What the task requires:
Select all lines in the records that include "from".
>> Start Exercise inputs
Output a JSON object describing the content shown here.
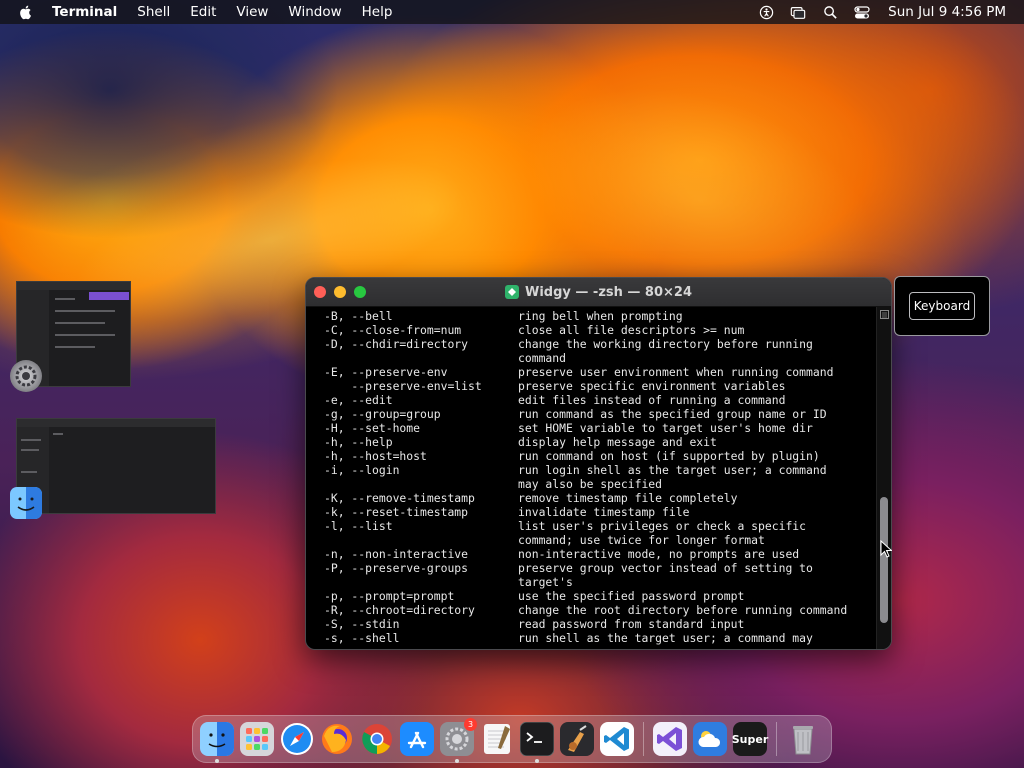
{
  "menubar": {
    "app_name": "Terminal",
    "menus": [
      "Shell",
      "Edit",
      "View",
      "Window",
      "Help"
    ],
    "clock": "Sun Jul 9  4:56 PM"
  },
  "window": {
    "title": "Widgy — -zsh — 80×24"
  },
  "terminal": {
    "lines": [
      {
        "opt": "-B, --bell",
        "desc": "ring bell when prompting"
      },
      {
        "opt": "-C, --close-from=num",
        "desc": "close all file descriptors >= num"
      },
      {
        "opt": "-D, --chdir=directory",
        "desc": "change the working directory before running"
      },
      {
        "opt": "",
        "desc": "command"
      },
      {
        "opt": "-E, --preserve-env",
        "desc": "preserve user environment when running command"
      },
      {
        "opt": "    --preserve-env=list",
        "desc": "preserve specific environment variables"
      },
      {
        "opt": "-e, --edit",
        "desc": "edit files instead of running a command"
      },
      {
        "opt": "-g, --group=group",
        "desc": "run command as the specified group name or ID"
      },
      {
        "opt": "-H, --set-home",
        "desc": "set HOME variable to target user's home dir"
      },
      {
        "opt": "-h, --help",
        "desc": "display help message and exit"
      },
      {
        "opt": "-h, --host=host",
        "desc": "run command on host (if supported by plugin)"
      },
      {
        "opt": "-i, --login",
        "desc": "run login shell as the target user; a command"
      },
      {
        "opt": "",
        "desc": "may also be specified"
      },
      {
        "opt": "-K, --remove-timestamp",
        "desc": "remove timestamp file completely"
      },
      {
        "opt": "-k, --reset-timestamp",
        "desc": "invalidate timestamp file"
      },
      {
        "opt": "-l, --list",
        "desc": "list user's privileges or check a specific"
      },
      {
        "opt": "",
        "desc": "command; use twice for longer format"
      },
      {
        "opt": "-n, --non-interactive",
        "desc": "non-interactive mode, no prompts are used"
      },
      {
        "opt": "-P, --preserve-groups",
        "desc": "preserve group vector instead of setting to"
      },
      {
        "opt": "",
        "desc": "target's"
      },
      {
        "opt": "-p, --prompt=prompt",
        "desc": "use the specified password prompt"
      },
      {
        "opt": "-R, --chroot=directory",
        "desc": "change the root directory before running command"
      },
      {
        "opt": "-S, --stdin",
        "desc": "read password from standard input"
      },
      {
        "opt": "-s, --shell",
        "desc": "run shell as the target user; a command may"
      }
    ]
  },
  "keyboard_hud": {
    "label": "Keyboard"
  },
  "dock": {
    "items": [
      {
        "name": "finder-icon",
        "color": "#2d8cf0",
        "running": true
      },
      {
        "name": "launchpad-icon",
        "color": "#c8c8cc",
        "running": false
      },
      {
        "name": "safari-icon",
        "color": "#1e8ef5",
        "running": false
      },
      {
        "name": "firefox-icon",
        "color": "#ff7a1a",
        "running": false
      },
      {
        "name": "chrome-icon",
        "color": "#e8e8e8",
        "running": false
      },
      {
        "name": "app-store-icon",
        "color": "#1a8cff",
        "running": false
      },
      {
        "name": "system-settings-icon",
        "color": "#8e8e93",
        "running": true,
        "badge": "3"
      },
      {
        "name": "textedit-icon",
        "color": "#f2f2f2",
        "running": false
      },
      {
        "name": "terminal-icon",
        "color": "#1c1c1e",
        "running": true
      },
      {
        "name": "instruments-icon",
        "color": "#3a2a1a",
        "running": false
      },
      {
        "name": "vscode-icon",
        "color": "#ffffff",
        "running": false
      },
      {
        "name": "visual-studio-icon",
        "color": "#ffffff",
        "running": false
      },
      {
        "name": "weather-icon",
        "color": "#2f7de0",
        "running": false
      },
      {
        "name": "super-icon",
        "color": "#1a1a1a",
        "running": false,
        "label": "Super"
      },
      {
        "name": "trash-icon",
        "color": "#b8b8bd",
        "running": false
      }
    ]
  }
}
>> End Exercise inputs
Finished task:
        "opt": "-C, --close-from=num",
        "desc": "read password from standard input"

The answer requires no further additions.